··· Data for this exercise ···

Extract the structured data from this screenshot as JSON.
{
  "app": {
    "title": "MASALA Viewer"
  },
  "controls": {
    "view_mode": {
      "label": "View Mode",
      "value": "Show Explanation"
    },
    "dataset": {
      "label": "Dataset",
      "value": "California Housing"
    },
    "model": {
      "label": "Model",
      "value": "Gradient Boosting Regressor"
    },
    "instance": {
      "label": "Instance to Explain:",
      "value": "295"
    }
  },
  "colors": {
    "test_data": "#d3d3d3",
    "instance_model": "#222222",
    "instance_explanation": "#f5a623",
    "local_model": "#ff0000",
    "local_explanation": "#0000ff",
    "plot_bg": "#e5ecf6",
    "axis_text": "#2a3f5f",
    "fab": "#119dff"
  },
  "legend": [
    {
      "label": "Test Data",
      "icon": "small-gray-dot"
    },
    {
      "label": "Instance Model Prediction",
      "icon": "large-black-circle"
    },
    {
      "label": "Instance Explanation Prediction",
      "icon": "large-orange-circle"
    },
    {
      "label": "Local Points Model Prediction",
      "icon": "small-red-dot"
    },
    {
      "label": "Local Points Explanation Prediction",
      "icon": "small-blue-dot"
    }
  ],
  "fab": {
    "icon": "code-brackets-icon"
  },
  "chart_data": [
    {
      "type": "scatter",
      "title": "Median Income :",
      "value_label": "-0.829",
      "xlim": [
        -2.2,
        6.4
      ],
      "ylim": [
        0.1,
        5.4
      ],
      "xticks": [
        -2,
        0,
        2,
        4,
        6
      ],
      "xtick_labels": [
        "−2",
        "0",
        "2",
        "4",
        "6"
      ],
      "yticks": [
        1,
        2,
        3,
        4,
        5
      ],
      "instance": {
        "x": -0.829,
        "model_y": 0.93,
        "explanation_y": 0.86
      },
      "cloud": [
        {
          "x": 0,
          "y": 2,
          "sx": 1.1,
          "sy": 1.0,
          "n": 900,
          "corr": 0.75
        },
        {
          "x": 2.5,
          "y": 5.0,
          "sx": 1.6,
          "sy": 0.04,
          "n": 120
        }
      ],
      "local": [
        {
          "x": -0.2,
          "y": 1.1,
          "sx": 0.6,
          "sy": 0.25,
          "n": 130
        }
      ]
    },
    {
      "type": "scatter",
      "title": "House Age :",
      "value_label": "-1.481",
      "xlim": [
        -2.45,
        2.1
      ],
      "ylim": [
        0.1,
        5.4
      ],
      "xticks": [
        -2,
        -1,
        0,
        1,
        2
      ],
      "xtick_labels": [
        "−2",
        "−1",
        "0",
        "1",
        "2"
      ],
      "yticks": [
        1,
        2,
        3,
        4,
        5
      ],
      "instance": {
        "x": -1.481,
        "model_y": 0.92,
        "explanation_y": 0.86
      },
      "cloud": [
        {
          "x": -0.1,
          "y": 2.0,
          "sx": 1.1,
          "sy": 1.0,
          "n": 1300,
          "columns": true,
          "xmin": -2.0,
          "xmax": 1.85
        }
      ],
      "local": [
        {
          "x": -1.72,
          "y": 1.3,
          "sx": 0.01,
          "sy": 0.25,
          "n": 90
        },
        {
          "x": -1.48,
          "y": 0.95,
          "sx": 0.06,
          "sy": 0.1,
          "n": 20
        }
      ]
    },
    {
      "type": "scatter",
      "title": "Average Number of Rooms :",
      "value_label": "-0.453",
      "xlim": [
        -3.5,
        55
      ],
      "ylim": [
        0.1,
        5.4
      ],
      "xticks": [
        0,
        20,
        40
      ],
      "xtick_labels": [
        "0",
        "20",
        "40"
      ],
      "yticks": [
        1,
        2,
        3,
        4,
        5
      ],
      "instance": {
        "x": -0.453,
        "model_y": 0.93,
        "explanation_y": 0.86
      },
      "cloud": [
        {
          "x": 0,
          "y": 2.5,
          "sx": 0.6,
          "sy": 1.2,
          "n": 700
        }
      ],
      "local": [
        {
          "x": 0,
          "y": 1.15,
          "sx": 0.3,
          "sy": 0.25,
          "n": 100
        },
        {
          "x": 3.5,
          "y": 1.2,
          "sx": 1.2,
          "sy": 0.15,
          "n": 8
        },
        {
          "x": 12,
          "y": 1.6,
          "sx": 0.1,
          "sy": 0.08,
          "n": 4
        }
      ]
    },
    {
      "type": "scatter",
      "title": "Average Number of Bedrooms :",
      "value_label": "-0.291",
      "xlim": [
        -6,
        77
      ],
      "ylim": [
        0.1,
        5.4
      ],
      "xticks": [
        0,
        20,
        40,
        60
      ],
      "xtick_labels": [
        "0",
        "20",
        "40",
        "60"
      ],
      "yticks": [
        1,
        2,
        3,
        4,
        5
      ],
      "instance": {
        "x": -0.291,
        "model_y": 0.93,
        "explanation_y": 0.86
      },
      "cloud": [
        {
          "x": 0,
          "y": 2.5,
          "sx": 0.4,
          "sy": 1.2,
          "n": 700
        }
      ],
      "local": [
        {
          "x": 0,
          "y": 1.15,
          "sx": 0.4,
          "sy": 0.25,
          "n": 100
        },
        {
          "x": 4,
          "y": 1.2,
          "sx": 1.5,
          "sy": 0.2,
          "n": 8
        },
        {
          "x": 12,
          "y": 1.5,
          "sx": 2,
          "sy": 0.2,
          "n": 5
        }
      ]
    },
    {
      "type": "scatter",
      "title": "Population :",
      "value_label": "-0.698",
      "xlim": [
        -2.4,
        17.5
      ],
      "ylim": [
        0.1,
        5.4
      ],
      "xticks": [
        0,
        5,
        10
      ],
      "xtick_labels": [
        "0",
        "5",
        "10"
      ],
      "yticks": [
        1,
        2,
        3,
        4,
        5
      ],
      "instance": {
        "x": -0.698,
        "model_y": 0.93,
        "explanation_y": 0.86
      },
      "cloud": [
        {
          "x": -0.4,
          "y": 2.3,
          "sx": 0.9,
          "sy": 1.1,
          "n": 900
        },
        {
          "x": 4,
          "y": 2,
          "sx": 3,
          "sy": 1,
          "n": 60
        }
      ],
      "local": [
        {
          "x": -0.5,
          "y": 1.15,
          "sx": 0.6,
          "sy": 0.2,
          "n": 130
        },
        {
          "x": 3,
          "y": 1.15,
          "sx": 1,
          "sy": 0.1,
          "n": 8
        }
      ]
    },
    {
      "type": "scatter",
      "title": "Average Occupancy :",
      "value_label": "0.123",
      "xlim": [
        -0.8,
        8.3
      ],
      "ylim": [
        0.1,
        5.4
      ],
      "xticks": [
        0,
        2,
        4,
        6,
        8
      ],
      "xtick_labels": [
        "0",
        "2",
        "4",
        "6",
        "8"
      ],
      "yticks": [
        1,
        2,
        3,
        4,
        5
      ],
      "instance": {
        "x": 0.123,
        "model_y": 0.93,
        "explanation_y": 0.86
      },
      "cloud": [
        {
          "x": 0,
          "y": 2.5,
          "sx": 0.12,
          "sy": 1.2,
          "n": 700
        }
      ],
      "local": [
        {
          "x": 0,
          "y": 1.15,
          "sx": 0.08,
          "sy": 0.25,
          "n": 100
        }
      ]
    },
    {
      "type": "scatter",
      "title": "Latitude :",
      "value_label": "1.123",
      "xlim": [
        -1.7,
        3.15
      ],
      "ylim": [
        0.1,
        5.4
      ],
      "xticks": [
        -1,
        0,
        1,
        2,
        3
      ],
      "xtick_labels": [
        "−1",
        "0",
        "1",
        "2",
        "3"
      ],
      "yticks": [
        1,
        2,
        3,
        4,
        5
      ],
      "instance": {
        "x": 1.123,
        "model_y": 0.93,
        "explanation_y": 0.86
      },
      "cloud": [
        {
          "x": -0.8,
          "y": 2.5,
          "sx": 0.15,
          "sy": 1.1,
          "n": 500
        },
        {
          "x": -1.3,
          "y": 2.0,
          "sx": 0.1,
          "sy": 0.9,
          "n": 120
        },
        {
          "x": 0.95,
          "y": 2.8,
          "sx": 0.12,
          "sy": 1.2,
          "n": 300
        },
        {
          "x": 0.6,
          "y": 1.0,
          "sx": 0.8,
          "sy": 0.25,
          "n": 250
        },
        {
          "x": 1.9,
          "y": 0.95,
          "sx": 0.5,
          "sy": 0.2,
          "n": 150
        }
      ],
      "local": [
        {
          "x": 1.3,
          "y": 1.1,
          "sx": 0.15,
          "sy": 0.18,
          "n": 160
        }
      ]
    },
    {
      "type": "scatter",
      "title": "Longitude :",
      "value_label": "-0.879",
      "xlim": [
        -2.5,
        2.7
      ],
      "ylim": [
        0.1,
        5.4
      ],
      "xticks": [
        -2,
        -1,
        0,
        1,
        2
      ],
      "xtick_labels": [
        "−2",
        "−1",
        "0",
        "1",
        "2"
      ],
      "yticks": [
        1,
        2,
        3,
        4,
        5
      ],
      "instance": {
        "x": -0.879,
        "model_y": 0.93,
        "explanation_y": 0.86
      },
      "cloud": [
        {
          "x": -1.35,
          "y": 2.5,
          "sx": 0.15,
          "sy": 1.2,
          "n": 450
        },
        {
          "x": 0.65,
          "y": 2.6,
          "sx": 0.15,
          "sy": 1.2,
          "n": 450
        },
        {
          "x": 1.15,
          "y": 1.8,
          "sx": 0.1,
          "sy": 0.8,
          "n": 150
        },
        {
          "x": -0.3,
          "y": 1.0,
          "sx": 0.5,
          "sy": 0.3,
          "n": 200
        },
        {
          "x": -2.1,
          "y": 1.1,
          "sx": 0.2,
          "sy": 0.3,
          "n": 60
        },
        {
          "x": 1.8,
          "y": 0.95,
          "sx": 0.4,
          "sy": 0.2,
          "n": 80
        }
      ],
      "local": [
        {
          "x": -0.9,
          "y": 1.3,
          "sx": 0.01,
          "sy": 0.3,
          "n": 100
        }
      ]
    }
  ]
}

···

_Work to do_
Each line holding "Number" must be found and copied.

_Answer to this task_
      "title": "Average Number of Rooms :",
      "title": "Average Number of Bedrooms :",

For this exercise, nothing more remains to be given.